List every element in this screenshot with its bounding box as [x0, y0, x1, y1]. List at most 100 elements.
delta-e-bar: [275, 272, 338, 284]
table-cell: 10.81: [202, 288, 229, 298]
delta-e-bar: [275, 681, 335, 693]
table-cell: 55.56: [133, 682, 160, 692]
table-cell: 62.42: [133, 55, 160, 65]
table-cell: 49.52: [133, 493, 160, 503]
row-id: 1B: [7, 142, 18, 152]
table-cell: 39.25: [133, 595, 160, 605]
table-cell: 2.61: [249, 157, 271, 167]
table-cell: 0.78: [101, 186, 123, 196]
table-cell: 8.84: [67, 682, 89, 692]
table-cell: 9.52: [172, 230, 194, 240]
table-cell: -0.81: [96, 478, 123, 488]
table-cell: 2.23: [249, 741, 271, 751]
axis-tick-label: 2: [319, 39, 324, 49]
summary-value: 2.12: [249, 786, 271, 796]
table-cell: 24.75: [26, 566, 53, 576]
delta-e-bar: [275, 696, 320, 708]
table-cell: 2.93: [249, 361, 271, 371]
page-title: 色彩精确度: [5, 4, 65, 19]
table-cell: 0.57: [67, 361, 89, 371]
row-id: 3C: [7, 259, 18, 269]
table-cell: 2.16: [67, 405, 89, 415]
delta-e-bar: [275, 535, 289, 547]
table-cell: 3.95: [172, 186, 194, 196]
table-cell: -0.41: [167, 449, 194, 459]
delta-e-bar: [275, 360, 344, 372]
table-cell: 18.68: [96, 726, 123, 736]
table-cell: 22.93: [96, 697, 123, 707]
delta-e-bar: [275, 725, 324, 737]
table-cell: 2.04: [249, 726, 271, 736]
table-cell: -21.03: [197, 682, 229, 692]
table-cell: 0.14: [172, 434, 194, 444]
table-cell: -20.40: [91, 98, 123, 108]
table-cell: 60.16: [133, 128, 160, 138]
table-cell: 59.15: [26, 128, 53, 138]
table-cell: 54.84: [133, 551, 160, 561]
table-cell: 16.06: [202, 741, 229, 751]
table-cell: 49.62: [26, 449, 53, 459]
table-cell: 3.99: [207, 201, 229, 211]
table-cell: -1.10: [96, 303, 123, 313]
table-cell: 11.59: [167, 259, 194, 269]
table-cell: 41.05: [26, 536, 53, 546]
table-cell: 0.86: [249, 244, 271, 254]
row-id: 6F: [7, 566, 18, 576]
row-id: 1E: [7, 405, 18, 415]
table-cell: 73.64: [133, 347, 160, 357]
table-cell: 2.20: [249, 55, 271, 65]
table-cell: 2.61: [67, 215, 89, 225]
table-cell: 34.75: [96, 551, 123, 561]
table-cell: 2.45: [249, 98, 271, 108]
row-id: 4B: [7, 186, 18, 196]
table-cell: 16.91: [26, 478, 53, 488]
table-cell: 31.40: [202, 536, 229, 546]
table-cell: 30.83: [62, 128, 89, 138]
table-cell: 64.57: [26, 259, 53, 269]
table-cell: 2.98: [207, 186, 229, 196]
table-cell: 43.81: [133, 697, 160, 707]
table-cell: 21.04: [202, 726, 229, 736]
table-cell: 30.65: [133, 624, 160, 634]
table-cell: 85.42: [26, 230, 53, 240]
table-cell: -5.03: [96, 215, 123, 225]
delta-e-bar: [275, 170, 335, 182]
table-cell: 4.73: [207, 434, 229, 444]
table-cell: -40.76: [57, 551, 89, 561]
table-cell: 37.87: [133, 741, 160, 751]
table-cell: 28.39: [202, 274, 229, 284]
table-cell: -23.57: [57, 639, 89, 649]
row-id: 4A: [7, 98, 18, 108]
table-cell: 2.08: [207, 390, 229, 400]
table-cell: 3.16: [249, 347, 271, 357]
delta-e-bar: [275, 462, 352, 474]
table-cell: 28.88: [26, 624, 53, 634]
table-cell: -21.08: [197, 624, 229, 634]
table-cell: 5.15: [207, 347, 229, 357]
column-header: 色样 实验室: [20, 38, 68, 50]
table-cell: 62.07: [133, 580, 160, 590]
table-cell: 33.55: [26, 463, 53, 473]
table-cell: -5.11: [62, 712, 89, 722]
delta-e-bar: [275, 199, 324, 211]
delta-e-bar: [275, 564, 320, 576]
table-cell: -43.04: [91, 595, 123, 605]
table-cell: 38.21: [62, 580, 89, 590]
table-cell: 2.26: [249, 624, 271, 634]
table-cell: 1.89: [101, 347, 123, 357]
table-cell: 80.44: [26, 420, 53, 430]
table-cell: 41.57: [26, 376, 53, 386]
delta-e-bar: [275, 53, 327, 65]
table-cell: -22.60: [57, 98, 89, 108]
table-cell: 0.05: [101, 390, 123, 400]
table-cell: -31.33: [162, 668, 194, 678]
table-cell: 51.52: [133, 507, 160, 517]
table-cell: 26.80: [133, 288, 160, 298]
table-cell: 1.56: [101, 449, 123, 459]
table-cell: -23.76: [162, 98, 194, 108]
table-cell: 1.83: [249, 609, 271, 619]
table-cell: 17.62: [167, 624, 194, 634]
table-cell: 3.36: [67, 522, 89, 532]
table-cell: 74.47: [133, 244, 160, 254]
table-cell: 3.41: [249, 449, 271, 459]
----
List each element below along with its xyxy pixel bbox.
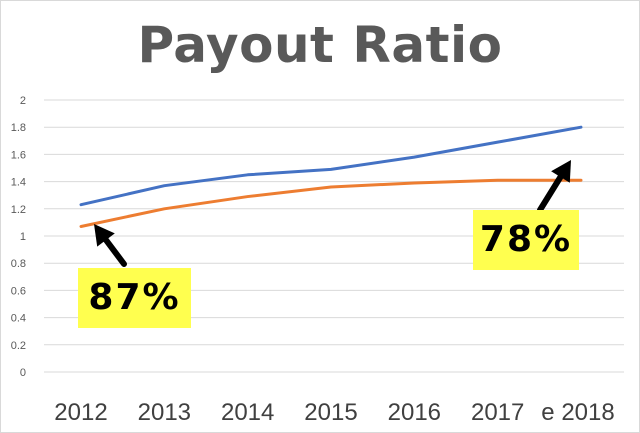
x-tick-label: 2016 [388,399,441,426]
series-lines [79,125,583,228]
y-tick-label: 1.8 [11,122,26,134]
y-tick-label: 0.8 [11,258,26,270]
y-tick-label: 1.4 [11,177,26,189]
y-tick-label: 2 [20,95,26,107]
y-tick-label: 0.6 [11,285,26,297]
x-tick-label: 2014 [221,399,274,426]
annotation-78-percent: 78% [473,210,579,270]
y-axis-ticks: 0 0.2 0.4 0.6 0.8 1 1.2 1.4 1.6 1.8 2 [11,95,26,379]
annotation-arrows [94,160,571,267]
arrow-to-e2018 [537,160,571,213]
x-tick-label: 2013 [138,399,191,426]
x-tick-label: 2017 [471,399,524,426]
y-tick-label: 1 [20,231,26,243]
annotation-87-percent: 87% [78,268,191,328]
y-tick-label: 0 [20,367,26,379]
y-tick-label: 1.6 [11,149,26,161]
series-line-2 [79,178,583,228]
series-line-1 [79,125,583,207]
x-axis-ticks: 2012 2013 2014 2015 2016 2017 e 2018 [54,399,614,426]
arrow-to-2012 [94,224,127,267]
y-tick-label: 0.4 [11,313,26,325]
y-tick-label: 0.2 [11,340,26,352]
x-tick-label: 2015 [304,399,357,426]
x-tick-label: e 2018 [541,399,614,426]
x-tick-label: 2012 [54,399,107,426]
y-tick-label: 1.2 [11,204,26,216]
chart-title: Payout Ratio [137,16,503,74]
----
- Set task
Copy out the items from the line containing "List every element" up to and including the line containing "table-cell: 39.25: [133, 595, 160, 605]", keeping each line exactly as it appears.

- Written solution
List every element in this screenshot with its bounding box as [x0, y0, x1, y1]. List at most 100 elements.
delta-e-bar: [275, 272, 338, 284]
table-cell: 10.81: [202, 288, 229, 298]
delta-e-bar: [275, 681, 335, 693]
table-cell: 55.56: [133, 682, 160, 692]
table-cell: 62.42: [133, 55, 160, 65]
table-cell: 49.52: [133, 493, 160, 503]
row-id: 1B: [7, 142, 18, 152]
table-cell: 39.25: [133, 595, 160, 605]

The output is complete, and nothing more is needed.